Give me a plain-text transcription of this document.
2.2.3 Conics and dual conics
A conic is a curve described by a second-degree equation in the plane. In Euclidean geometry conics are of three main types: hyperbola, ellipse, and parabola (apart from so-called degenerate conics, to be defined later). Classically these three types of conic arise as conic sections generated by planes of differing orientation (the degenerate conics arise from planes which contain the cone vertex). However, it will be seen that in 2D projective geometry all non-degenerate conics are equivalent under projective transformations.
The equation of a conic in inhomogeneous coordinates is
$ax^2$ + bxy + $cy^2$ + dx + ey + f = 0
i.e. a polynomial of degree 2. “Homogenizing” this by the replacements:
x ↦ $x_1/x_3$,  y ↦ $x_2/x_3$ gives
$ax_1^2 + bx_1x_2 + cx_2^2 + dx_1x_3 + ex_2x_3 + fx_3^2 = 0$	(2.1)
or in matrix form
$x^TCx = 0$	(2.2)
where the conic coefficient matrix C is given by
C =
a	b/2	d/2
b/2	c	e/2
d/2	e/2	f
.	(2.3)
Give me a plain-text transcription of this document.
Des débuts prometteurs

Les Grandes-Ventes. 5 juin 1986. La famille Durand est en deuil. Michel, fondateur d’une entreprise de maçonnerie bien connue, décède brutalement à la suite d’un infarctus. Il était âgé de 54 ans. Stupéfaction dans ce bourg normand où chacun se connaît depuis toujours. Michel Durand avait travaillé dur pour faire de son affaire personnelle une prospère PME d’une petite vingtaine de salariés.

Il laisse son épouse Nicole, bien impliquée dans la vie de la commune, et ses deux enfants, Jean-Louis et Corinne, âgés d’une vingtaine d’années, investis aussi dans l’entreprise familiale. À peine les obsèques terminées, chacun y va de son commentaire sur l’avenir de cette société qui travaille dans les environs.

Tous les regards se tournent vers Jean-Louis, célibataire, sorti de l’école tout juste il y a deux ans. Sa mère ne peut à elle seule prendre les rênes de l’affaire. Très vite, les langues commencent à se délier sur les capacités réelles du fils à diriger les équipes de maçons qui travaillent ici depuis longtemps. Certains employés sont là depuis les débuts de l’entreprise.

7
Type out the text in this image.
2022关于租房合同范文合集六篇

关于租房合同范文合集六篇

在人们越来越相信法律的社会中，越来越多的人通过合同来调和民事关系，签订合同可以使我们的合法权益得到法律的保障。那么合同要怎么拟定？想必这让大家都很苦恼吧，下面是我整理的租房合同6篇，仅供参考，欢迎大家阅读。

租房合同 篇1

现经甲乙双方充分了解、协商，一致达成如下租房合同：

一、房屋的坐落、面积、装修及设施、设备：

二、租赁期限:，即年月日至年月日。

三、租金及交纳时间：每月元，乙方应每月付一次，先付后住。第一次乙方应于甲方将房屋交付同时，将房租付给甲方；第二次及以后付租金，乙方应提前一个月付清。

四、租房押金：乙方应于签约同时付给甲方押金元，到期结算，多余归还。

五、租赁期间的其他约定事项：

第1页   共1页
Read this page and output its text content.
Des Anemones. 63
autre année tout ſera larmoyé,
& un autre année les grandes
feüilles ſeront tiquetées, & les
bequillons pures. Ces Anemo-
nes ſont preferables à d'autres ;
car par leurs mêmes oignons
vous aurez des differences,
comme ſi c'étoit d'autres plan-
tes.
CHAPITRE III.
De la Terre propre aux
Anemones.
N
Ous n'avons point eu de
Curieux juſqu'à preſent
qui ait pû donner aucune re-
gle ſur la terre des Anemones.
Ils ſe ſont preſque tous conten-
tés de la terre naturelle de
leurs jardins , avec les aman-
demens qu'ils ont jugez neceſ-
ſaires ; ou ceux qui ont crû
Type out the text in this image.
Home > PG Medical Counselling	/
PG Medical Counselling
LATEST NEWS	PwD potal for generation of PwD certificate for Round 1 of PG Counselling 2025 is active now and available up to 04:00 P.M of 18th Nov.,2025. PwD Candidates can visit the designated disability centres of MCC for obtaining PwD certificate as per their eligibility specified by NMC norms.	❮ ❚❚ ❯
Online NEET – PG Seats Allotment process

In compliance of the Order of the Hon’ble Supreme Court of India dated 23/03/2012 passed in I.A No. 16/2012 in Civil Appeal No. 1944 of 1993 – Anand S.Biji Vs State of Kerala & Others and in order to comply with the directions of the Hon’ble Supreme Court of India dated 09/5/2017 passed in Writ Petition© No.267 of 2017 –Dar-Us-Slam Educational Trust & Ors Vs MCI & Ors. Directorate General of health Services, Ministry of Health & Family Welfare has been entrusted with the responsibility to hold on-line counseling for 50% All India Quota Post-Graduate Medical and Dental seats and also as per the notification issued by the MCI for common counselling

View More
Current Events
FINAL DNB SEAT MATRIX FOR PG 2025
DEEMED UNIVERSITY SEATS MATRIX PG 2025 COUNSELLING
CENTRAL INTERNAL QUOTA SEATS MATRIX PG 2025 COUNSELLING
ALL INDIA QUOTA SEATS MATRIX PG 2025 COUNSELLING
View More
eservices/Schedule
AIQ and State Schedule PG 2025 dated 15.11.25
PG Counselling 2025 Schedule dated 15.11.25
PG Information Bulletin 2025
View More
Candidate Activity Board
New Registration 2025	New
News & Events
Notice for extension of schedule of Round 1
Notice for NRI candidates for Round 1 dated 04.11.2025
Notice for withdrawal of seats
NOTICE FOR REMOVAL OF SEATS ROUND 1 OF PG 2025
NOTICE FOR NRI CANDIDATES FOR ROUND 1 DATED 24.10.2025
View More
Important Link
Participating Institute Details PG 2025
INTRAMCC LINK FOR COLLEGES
________
WHAT YOU ARE ASKED TO DO: Check each line above for "autres" and return the ones that have it.

EXERCISE ANSWER:
nes ſont preferables à d'autres ;
comme ſi c'étoit d'autres plan-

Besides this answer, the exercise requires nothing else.